Exercise goal:
Without the pictures, set down every line of the data exactly.

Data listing
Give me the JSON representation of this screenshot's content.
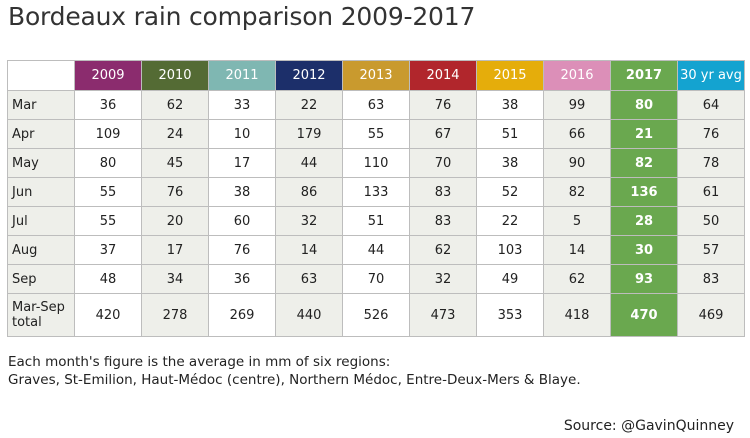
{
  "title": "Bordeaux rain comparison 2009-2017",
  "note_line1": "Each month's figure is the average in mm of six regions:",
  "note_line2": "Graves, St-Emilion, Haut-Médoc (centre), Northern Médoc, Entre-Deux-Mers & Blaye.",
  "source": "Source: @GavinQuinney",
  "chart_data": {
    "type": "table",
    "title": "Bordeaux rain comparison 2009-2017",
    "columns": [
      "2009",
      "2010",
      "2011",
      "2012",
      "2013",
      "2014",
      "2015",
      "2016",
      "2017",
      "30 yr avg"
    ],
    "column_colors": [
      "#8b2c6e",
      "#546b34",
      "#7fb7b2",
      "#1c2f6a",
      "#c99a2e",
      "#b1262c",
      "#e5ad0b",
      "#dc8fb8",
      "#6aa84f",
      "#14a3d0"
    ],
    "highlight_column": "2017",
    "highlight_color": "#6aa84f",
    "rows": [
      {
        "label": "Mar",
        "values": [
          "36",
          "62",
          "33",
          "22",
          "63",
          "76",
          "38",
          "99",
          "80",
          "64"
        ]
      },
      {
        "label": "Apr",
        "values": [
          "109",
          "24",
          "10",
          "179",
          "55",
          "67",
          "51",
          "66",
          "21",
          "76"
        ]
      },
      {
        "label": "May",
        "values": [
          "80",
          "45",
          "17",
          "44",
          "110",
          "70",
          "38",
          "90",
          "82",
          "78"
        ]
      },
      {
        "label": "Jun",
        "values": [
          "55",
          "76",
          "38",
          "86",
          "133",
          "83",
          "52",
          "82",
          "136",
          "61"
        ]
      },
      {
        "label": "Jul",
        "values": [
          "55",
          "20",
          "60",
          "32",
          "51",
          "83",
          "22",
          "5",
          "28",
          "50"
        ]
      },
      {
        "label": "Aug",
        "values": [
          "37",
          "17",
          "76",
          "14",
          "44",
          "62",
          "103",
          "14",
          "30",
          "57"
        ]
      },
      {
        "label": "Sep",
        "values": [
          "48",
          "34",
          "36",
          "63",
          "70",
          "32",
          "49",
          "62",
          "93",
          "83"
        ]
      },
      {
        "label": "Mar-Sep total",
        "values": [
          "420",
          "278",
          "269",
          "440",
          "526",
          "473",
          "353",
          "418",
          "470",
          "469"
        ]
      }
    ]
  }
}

The result:
Give me the JSON representation of this screenshot's content.
{
  "title": "Bordeaux rain comparison 2009-2017",
  "note_line1": "Each month's figure is the average in mm of six regions:",
  "note_line2": "Graves, St-Emilion, Haut-Médoc (centre), Northern Médoc, Entre-Deux-Mers & Blaye.",
  "source": "Source: @GavinQuinney",
  "chart_data": {
    "type": "table",
    "title": "Bordeaux rain comparison 2009-2017",
    "columns": [
      "2009",
      "2010",
      "2011",
      "2012",
      "2013",
      "2014",
      "2015",
      "2016",
      "2017",
      "30 yr avg"
    ],
    "column_colors": [
      "#8b2c6e",
      "#546b34",
      "#7fb7b2",
      "#1c2f6a",
      "#c99a2e",
      "#b1262c",
      "#e5ad0b",
      "#dc8fb8",
      "#6aa84f",
      "#14a3d0"
    ],
    "highlight_column": "2017",
    "highlight_color": "#6aa84f",
    "rows": [
      {
        "label": "Mar",
        "values": [
          "36",
          "62",
          "33",
          "22",
          "63",
          "76",
          "38",
          "99",
          "80",
          "64"
        ]
      },
      {
        "label": "Apr",
        "values": [
          "109",
          "24",
          "10",
          "179",
          "55",
          "67",
          "51",
          "66",
          "21",
          "76"
        ]
      },
      {
        "label": "May",
        "values": [
          "80",
          "45",
          "17",
          "44",
          "110",
          "70",
          "38",
          "90",
          "82",
          "78"
        ]
      },
      {
        "label": "Jun",
        "values": [
          "55",
          "76",
          "38",
          "86",
          "133",
          "83",
          "52",
          "82",
          "136",
          "61"
        ]
      },
      {
        "label": "Jul",
        "values": [
          "55",
          "20",
          "60",
          "32",
          "51",
          "83",
          "22",
          "5",
          "28",
          "50"
        ]
      },
      {
        "label": "Aug",
        "values": [
          "37",
          "17",
          "76",
          "14",
          "44",
          "62",
          "103",
          "14",
          "30",
          "57"
        ]
      },
      {
        "label": "Sep",
        "values": [
          "48",
          "34",
          "36",
          "63",
          "70",
          "32",
          "49",
          "62",
          "93",
          "83"
        ]
      },
      {
        "label": "Mar-Sep total",
        "values": [
          "420",
          "278",
          "269",
          "440",
          "526",
          "473",
          "353",
          "418",
          "470",
          "469"
        ]
      }
    ]
  }
}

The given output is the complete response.